Problem to work on. Find the lines holding the word "data" and collect them.

□ □ □

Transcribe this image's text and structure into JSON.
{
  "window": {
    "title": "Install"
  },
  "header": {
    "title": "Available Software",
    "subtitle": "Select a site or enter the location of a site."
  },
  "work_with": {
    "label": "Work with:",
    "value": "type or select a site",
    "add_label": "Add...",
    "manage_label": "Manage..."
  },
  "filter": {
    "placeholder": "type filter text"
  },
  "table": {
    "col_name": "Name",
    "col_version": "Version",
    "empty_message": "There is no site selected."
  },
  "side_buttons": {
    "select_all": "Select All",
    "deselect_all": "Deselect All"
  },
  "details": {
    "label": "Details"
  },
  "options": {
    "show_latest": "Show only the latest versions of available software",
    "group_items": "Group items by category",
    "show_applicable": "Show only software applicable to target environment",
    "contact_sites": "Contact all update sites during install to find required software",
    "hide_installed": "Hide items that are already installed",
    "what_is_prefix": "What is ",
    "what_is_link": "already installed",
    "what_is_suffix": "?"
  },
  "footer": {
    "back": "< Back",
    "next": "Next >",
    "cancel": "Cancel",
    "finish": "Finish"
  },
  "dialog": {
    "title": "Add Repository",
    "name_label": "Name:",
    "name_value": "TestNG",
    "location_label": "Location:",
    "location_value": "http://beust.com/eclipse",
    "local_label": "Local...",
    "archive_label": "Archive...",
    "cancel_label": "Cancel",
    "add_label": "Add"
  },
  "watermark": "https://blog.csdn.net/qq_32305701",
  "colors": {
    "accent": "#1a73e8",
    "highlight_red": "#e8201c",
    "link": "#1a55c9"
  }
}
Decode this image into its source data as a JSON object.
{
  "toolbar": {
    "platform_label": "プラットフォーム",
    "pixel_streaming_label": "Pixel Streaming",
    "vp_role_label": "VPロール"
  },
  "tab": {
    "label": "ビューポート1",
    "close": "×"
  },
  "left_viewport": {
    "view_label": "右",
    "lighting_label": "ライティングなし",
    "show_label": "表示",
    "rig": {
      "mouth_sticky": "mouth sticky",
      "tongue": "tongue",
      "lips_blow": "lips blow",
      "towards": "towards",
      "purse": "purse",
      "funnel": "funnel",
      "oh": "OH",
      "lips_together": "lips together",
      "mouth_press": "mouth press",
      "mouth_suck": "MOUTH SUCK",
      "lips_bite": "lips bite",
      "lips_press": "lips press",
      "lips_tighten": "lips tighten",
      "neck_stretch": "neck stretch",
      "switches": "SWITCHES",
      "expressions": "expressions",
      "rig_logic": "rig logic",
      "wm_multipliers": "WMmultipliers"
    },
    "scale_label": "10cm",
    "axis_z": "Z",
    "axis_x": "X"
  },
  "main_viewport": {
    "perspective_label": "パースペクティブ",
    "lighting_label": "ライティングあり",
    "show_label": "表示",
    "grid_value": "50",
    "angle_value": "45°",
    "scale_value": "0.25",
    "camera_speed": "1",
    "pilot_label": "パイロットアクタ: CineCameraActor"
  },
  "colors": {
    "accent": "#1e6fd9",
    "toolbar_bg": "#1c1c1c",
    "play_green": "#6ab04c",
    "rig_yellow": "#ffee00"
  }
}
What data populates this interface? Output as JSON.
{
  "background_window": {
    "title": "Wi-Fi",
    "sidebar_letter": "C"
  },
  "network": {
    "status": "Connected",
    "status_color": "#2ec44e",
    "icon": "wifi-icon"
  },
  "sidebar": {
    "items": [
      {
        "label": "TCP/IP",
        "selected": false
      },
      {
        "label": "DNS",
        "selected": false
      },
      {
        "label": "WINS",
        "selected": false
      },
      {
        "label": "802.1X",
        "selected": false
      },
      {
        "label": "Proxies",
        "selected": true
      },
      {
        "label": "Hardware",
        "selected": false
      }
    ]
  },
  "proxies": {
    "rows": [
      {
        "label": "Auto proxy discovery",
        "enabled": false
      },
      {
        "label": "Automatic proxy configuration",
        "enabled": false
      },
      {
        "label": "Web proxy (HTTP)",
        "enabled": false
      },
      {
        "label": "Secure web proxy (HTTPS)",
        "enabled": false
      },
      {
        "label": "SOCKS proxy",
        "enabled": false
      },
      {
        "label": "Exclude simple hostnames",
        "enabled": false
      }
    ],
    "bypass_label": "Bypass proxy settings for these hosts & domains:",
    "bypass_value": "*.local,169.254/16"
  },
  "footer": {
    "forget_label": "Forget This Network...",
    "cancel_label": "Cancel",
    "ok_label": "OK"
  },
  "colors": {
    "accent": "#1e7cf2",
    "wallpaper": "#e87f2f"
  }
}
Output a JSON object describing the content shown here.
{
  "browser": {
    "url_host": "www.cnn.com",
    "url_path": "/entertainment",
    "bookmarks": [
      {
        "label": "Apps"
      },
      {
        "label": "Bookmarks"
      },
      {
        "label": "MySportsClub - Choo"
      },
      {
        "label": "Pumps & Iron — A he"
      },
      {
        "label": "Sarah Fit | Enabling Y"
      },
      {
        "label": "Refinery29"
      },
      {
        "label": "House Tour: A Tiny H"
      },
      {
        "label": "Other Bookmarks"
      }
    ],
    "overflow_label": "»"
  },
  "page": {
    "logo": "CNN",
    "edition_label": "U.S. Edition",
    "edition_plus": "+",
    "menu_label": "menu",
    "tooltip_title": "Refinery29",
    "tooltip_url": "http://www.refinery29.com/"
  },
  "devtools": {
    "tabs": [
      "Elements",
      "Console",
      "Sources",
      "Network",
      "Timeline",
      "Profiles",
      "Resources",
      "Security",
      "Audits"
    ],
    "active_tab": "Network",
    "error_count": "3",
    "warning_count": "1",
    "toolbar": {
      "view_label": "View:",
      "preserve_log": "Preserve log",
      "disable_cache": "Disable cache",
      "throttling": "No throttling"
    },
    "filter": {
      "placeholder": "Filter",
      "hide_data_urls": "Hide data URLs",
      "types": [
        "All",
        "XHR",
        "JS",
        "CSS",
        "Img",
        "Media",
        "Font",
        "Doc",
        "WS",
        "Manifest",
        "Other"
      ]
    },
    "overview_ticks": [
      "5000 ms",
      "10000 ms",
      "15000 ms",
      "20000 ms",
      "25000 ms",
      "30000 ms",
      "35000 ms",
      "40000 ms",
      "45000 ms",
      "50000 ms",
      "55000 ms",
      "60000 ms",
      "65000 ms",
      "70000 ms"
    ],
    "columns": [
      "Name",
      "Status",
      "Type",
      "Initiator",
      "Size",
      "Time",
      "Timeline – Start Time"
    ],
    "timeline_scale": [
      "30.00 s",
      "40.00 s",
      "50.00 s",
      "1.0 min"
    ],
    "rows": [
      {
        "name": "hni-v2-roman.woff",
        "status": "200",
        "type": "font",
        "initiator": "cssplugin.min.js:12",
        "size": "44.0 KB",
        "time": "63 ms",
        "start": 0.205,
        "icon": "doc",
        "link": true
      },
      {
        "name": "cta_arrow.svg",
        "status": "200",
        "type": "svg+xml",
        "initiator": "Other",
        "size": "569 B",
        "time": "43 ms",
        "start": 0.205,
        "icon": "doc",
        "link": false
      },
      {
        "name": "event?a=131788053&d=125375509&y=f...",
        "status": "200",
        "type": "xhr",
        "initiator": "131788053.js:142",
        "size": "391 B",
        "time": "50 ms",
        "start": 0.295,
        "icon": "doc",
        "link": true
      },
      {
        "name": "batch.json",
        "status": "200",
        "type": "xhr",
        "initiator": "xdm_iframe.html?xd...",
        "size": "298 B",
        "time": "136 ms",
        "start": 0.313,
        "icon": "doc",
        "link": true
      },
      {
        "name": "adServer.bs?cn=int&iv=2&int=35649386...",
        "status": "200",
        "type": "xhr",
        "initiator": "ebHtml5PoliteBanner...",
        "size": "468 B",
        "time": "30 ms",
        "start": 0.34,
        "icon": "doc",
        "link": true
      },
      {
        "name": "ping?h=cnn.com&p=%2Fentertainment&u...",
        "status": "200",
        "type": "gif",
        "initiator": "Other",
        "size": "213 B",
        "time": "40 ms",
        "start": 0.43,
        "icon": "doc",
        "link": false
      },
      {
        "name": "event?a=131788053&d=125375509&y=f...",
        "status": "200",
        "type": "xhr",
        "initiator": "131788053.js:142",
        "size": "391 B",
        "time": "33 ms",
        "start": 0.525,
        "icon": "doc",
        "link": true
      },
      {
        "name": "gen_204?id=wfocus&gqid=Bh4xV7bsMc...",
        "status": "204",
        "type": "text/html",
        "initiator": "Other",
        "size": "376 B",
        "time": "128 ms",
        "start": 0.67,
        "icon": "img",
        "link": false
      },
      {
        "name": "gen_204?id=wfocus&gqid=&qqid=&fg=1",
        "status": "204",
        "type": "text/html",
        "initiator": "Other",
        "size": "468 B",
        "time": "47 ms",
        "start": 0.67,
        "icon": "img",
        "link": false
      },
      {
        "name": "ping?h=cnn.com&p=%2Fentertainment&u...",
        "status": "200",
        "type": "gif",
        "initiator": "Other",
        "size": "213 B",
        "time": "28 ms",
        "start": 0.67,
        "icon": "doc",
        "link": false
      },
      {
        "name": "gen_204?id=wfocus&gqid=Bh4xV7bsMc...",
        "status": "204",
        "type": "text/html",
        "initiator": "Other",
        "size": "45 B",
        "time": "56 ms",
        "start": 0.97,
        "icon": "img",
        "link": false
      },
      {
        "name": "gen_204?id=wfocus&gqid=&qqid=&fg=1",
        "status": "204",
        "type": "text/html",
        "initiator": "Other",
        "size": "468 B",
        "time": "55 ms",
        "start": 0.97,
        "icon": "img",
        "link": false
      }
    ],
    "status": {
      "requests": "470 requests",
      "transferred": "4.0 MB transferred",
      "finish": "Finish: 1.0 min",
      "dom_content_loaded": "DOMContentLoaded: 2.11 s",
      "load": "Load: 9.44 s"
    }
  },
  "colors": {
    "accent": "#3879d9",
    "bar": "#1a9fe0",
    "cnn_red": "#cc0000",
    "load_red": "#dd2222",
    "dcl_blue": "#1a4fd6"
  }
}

□ □ □

Exercise response.
Decode this image into its source data as a JSON object.
What data populates this interface? Output as JSON.
      "hide_data_urls": "Hide data URLs",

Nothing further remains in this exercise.